INSTRUCTIONS TO FOLLOW
Look through the records below and collect all lines that hold the string "mosaïque".

EXTRACTED DATA
--- Start ---
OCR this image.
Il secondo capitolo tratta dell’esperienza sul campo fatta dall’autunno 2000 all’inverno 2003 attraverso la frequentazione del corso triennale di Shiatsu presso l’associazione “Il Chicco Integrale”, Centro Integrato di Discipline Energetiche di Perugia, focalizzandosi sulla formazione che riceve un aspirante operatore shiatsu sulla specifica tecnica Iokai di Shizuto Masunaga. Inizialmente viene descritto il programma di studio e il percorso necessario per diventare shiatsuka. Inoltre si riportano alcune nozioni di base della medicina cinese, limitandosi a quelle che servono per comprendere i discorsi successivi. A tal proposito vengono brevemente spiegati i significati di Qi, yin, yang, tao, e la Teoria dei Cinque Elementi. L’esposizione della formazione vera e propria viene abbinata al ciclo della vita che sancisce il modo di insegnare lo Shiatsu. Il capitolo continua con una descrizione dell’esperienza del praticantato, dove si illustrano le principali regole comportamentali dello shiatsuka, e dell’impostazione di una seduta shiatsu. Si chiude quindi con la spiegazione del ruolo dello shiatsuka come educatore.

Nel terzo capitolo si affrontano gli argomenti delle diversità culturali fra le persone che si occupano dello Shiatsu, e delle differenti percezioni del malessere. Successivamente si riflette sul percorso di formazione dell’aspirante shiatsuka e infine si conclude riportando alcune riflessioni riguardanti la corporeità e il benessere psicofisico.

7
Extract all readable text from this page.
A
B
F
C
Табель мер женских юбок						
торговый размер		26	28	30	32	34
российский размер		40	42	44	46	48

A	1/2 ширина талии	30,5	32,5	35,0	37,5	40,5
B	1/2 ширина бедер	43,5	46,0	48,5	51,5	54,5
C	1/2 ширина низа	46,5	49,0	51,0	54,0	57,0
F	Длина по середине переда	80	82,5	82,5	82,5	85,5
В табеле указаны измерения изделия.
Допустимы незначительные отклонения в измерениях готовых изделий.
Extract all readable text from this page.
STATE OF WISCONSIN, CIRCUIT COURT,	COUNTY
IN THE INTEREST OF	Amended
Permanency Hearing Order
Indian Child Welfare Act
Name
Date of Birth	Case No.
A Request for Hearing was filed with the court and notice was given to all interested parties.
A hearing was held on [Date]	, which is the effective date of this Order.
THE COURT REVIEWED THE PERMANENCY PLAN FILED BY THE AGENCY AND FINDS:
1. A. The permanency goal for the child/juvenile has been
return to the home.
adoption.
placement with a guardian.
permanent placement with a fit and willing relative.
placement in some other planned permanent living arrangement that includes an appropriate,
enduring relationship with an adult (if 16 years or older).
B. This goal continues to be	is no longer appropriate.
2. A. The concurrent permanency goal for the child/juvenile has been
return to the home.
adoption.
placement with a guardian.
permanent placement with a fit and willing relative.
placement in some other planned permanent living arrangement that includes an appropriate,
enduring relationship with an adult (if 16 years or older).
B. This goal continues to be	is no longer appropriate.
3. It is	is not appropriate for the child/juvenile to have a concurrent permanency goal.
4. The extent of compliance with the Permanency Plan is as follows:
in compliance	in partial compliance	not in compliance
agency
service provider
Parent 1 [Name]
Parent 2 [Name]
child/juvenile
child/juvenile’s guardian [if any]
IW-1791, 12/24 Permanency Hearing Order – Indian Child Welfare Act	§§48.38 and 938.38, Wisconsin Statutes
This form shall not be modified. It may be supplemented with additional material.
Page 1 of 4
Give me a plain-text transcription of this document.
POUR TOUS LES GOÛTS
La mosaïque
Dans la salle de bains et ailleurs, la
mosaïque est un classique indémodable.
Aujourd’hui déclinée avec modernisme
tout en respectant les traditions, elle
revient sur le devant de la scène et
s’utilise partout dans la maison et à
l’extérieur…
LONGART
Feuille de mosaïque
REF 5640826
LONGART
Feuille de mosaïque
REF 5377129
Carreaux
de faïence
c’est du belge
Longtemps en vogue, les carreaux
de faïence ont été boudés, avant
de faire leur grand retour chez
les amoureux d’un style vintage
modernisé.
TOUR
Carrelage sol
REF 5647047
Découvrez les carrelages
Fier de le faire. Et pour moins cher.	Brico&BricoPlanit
--- End ---
WRITTEN ANSWER
La mosaïque
mosaïque est un classique indémodable.
Feuille de mosaïque
Feuille de mosaïque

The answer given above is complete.